### [Material]
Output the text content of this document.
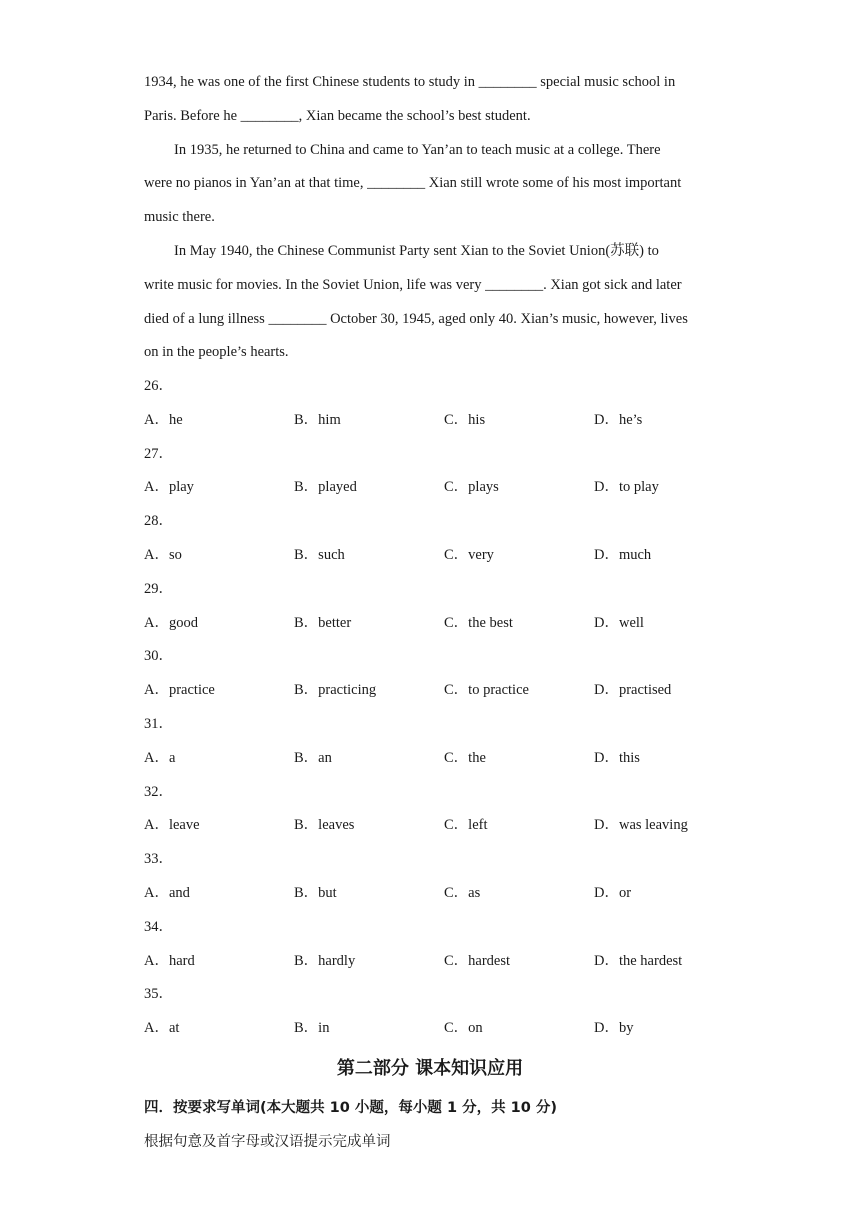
1934, he was one of the first Chinese students to study in ________ special music school in
Paris. Before he ________, Xian became the school’s best student.
In 1935, he returned to China and came to Yan’an to teach music at a college. There
were no pianos in Yan’an at that time, ________ Xian still wrote some of his most important
music there.
In May 1940, the Chinese Communist Party sent Xian to the Soviet Union(苏联) to
write music for movies. In the Soviet Union, life was very ________. Xian got sick and later
died of a lung illness ________ October 30, 1945, aged only 40. Xian’s music, however, lives
on in the people’s hearts.
26．
A．he	B．him	C．his	D．he’s
27．
A．play	B．played	C．plays	D．to play
28．
A．so	B．such	C．very	D．much
29．
A．good	B．better	C．the best	D．well
30．
A．practice	B．practicing	C．to practice	D．practised
31．
A．a	B．an	C．the	D．this
32．
A．leave	B．leaves	C．left	D．was leaving
33．
A．and	B．but	C．as	D．or
34．
A．hard	B．hardly	C．hardest	D．the hardest
35．
A．at	B．in	C．on	D．by
第二部分 课本知识应用
四．按要求写单词(本大题共 10 小题，每小题 1 分，共 10 分)
根据句意及首字母或汉语提示完成单词
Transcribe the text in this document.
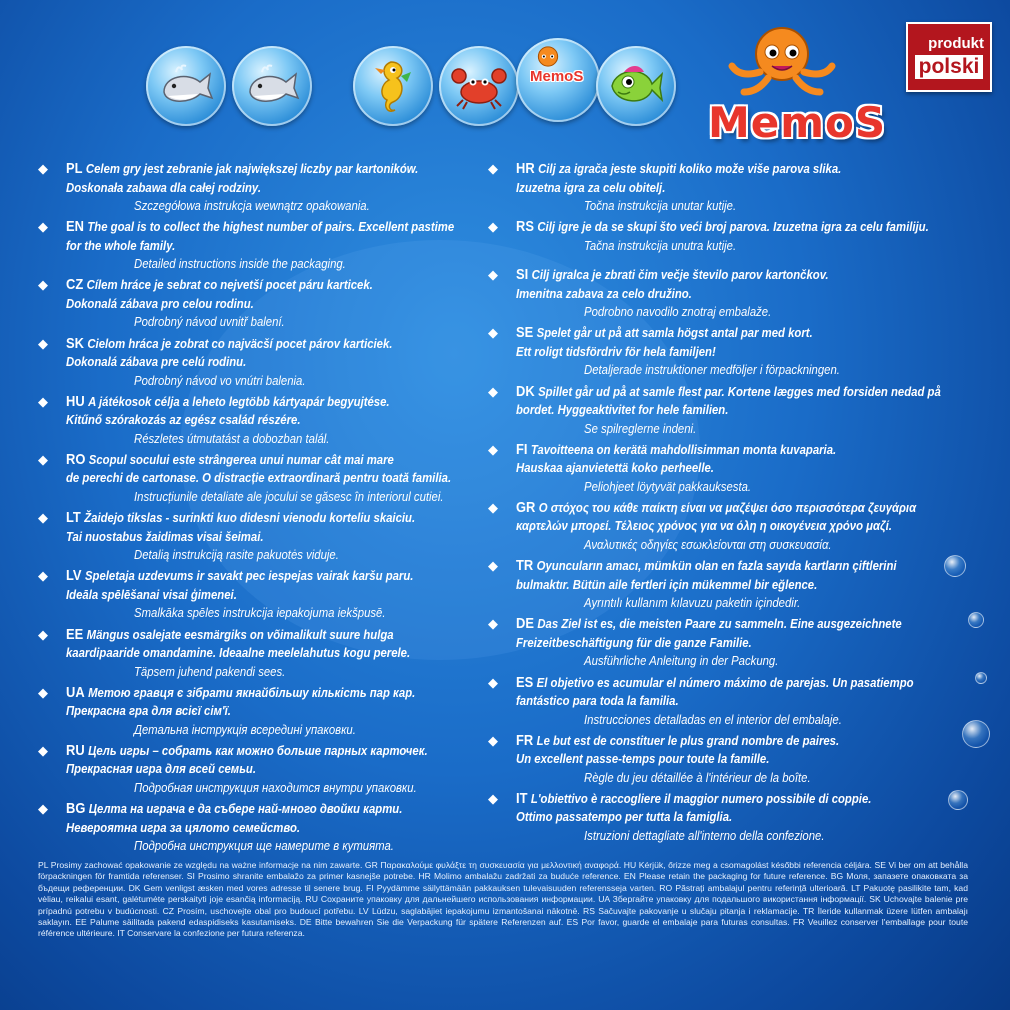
MemoS
MemoS
produkt
polski
◆
PL Celem gry jest zebranie jak największej liczby par kartoników.
Doskonała zabawa dla całej rodziny.
Szczegółowa instrukcja wewnątrz opakowania.
◆
EN The goal is to collect the highest number of pairs. Excellent pastime
for the whole family.
Detailed instructions inside the packaging.
◆
CZ Cílem hráce je sebrat co nejvetší pocet páru karticek.
Dokonalá zábava pro celou rodinu.
Podrobný návod uvnitř balení.
◆
SK Cielom hráca je zobrat co najväcší pocet párov karticiek.
Dokonalá zábava pre celú rodinu.
Podrobný návod vo vnútri balenia.
◆
HU A játékosok célja a leheto legtöbb kártyapár begyujtése.
Kitűnő szórakozás az egész család részére.
Részletes útmutatást a dobozban talál.
◆
RO Scopul socului este strângerea unui numar cât mai mare
de perechi de cartonase. O distracție extraordinară pentru toată familia.
Instrucțiunile detaliate ale jocului se găsesc în interiorul cutiei.
◆
LT Žaidejo tikslas - surinkti kuo didesni vienodu korteliu skaiciu.
Tai nuostabus žaidimas visai šeimai.
Detalią instrukciją rasite pakuotės viduje.
◆
LV Speletaja uzdevums ir savakt pec iespejas vairak karšu paru.
Ideāla spēlēšanai visai ģimenei.
Smalkāka spēles instrukcija iepakojuma iekšpusē.
◆
EE Mängus osalejate eesmärgiks on võimalikult suure hulga
kaardipaaride omandamine. Ideaalne meelelahutus kogu perele.
Täpsem juhend pakendi sees.
◆
UA Метою гравця є зібрати якнайбільшу кількість пар кар.
Прекрасна гра для всієї сім'ї.
Детальна інструкція всередині упаковки.
◆
RU Цель игры – собрать как можно больше парных карточек.
Прекрасная игра для всей семьи.
Подробная инструкция находится внутри упаковки.
◆
BG Целта на играча е да събере най-много двойки карти.
Невероятна игра за цялото семейство.
Подробна инструкция ще намерите в кутията.
◆
HR Cilj za igrača jeste skupiti koliko može više parova slika.
Izuzetna igra za celu obitelj.
Točna instrukcija unutar kutije.
◆
RS Cilj igre je da se skupi što veći broj parova. Izuzetna igra za celu familiju.
Tačna instrukcija unutra kutije.
◆
SI Cilj igralca je zbrati čim večje število parov kartončkov.
Imenitna zabava za celo družino.
Podrobno navodilo znotraj embalaže.
◆
SE Spelet går ut på att samla högst antal par med kort.
Ett roligt tidsfördriv för hela familjen!
Detaljerade instruktioner medföljer i förpackningen.
◆
DK Spillet går ud på at samle flest par. Kortene lægges med forsiden nedad på
bordet. Hyggeaktivitet for hele familien.
Se spilreglerne indeni.
◆
FI Tavoitteena on kerätä mahdollisimman monta kuvaparia.
Hauskaa ajanvietettä koko perheelle.
Peliohjeet löytyvät pakkauksesta.
◆
GR Ο στόχος του κάθε παίκτη είναι να μαζέψει όσο περισσότερα ζευγάρια
καρτελών μπορεί. Τέλειος χρόνος για να όλη η οικογένεια χρόνο μαζί.
Αναλυτικές οδηγίες εσωκλείονται στη συσκευασία.
◆
TR Oyuncuların amacı, mümkün olan en fazla sayıda kartların çiftlerini
bulmaktır. Bütün aile fertleri için mükemmel bir eğlence.
Ayrıntılı kullanım kılavuzu paketin içindedir.
◆
DE Das Ziel ist es, die meisten Paare zu sammeln. Eine ausgezeichnete
Freizeitbeschäftigung für die ganze Familie.
Ausführliche Anleitung in der Packung.
◆
ES El objetivo es acumular el número máximo de parejas. Un pasatiempo
fantástico para toda la familia.
Instrucciones detalladas en el interior del embalaje.
◆
FR Le but est de constituer le plus grand nombre de paires.
Un excellent passe-temps pour toute la famille.
Règle du jeu détaillée à l'intérieur de la boîte.
◆
IT L'obiettivo è raccogliere il maggior numero possibile di coppie.
Ottimo passatempo per tutta la famiglia.
Istruzioni dettagliate all'interno della confezione.
PL Prosimy zachować opakowanie ze względu na ważne informacje na nim zawarte. GR Παρακαλούμε φυλάξτε τη συσκευασία για μελλοντική αναφορά. HU Kérjük, őrizze meg a csomagolást későbbi referencia céljára. SE Vi ber om att behålla förpackningen för framtida referenser. SI Prosimo shranite embalažo za primer kasnejše potrebe. HR Molimo ambalažu zadržati za buduće reference. EN Please retain the packaging for future reference. BG Моля, запазете опаковката за бъдещи референции. DK Gem venligst æsken med vores adresse til senere brug. FI Pyydämme säilyttämään pakkauksen tulevaisuuden referensseja varten. RO Păstrați ambalajul pentru referință ulterioară. LT Pakuotę pasilikite tam, kad vėliau, reikalui esant, galėtumėte perskaityti joje esančią informaciją. RU Сохраните упаковку для дальнейшего использования информации. UA Збергайте упаковку для подальшого використання інформації. SK Uchovajte balenie pre prípadnú potrebu v budúcnosti. CZ Prosím, uschovejte obal pro budoucí potřebu. LV Lūdzu, saglabājiet iepakojumu izmantošanai nākotnē. RS Sačuvajte pakovanje u slučaju pitanja i reklamacije. TR İleride kullanmak üzere lütfen ambalajı saklayın. EE Palume säilitada pakend edaspidiseks kasutamiseks. DE Bitte bewahren Sie die Verpackung für spätere Referenzen auf. ES Por favor, guarde el embalaje para futuras consultas. FR Veuillez conserver l'emballage pour toute référence ultérieure. IT Conservare la confezione per futura referenza.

### [What needs to be done]
Reproduce all entries exactly. Pictures do not belong in the copy.

### [Worked solution]
Output the text content of this document.
1934, he was one of the first Chinese students to study in ________ special music school in
Paris. Before he ________, Xian became the school’s best student.
In 1935, he returned to China and came to Yan’an to teach music at a college. There
were no pianos in Yan’an at that time, ________ Xian still wrote some of his most important
music there.
In May 1940, the Chinese Communist Party sent Xian to the Soviet Union(苏联) to
write music for movies. In the Soviet Union, life was very ________. Xian got sick and later
died of a lung illness ________ October 30, 1945, aged only 40. Xian’s music, however, lives
on in the people’s hearts.
26．
A．he	B．him	C．his	D．he’s
27．
A．play	B．played	C．plays	D．to play
28．
A．so	B．such	C．very	D．much
29．
A．good	B．better	C．the best	D．well
30．
A．practice	B．practicing	C．to practice	D．practised
31．
A．a	B．an	C．the	D．this
32．
A．leave	B．leaves	C．left	D．was leaving
33．
A．and	B．but	C．as	D．or
34．
A．hard	B．hardly	C．hardest	D．the hardest
35．
A．at	B．in	C．on	D．by
第二部分 课本知识应用
四．按要求写单词(本大题共 10 小题，每小题 1 分，共 10 分)
根据句意及首字母或汉语提示完成单词
Transcribe the text in this document.
MemoS
MemoS
produkt
polski
◆
PL Celem gry jest zebranie jak największej liczby par kartoników.
Doskonała zabawa dla całej rodziny.
Szczegółowa instrukcja wewnątrz opakowania.
◆
EN The goal is to collect the highest number of pairs. Excellent pastime
for the whole family.
Detailed instructions inside the packaging.
◆
CZ Cílem hráce je sebrat co nejvetší pocet páru karticek.
Dokonalá zábava pro celou rodinu.
Podrobný návod uvnitř balení.
◆
SK Cielom hráca je zobrat co najväcší pocet párov karticiek.
Dokonalá zábava pre celú rodinu.
Podrobný návod vo vnútri balenia.
◆
HU A játékosok célja a leheto legtöbb kártyapár begyujtése.
Kitűnő szórakozás az egész család részére.
Részletes útmutatást a dobozban talál.
◆
RO Scopul socului este strângerea unui numar cât mai mare
de perechi de cartonase. O distracție extraordinară pentru toată familia.
Instrucțiunile detaliate ale jocului se găsesc în interiorul cutiei.
◆
LT Žaidejo tikslas - surinkti kuo didesni vienodu korteliu skaiciu.
Tai nuostabus žaidimas visai šeimai.
Detalią instrukciją rasite pakuotės viduje.
◆
LV Speletaja uzdevums ir savakt pec iespejas vairak karšu paru.
Ideāla spēlēšanai visai ģimenei.
Smalkāka spēles instrukcija iepakojuma iekšpusē.
◆
EE Mängus osalejate eesmärgiks on võimalikult suure hulga
kaardipaaride omandamine. Ideaalne meelelahutus kogu perele.
Täpsem juhend pakendi sees.
◆
UA Метою гравця є зібрати якнайбільшу кількість пар кар.
Прекрасна гра для всієї сім'ї.
Детальна інструкція всередині упаковки.
◆
RU Цель игры – собрать как можно больше парных карточек.
Прекрасная игра для всей семьи.
Подробная инструкция находится внутри упаковки.
◆
BG Целта на играча е да събере най-много двойки карти.
Невероятна игра за цялото семейство.
Подробна инструкция ще намерите в кутията.
◆
HR Cilj za igrača jeste skupiti koliko može više parova slika.
Izuzetna igra za celu obitelj.
Točna instrukcija unutar kutije.
◆
RS Cilj igre je da se skupi što veći broj parova. Izuzetna igra za celu familiju.
Tačna instrukcija unutra kutije.
◆
SI Cilj igralca je zbrati čim večje število parov kartončkov.
Imenitna zabava za celo družino.
Podrobno navodilo znotraj embalaže.
◆
SE Spelet går ut på att samla högst antal par med kort.
Ett roligt tidsfördriv för hela familjen!
Detaljerade instruktioner medföljer i förpackningen.
◆
DK Spillet går ud på at samle flest par. Kortene lægges med forsiden nedad på
bordet. Hyggeaktivitet for hele familien.
Se spilreglerne indeni.
◆
FI Tavoitteena on kerätä mahdollisimman monta kuvaparia.
Hauskaa ajanvietettä koko perheelle.
Peliohjeet löytyvät pakkauksesta.
◆
GR Ο στόχος του κάθε παίκτη είναι να μαζέψει όσο περισσότερα ζευγάρια
καρτελών μπορεί. Τέλειος χρόνος για να όλη η οικογένεια χρόνο μαζί.
Αναλυτικές οδηγίες εσωκλείονται στη συσκευασία.
◆
TR Oyuncuların amacı, mümkün olan en fazla sayıda kartların çiftlerini
bulmaktır. Bütün aile fertleri için mükemmel bir eğlence.
Ayrıntılı kullanım kılavuzu paketin içindedir.
◆
DE Das Ziel ist es, die meisten Paare zu sammeln. Eine ausgezeichnete
Freizeitbeschäftigung für die ganze Familie.
Ausführliche Anleitung in der Packung.
◆
ES El objetivo es acumular el número máximo de parejas. Un pasatiempo
fantástico para toda la familia.
Instrucciones detalladas en el interior del embalaje.
◆
FR Le but est de constituer le plus grand nombre de paires.
Un excellent passe-temps pour toute la famille.
Règle du jeu détaillée à l'intérieur de la boîte.
◆
IT L'obiettivo è raccogliere il maggior numero possibile di coppie.
Ottimo passatempo per tutta la famiglia.
Istruzioni dettagliate all'interno della confezione.
PL Prosimy zachować opakowanie ze względu na ważne informacje na nim zawarte. GR Παρακαλούμε φυλάξτε τη συσκευασία για μελλοντική αναφορά. HU Kérjük, őrizze meg a csomagolást későbbi referencia céljára. SE Vi ber om att behålla förpackningen för framtida referenser. SI Prosimo shranite embalažo za primer kasnejše potrebe. HR Molimo ambalažu zadržati za buduće reference. EN Please retain the packaging for future reference. BG Моля, запазете опаковката за бъдещи референции. DK Gem venligst æsken med vores adresse til senere brug. FI Pyydämme säilyttämään pakkauksen tulevaisuuden referensseja varten. RO Păstrați ambalajul pentru referință ulterioară. LT Pakuotę pasilikite tam, kad vėliau, reikalui esant, galėtumėte perskaityti joje esančią informaciją. RU Сохраните упаковку для дальнейшего использования информации. UA Збергайте упаковку для подальшого використання інформації. SK Uchovajte balenie pre prípadnú potrebu v budúcnosti. CZ Prosím, uschovejte obal pro budoucí potřebu. LV Lūdzu, saglabājiet iepakojumu izmantošanai nākotnē. RS Sačuvajte pakovanje u slučaju pitanja i reklamacije. TR İleride kullanmak üzere lütfen ambalajı saklayın. EE Palume säilitada pakend edaspidiseks kasutamiseks. DE Bitte bewahren Sie die Verpackung für spätere Referenzen auf. ES Por favor, guarde el embalaje para futuras consultas. FR Veuillez conserver l'emballage pour toute référence ultérieure. IT Conservare la confezione per futura referenza.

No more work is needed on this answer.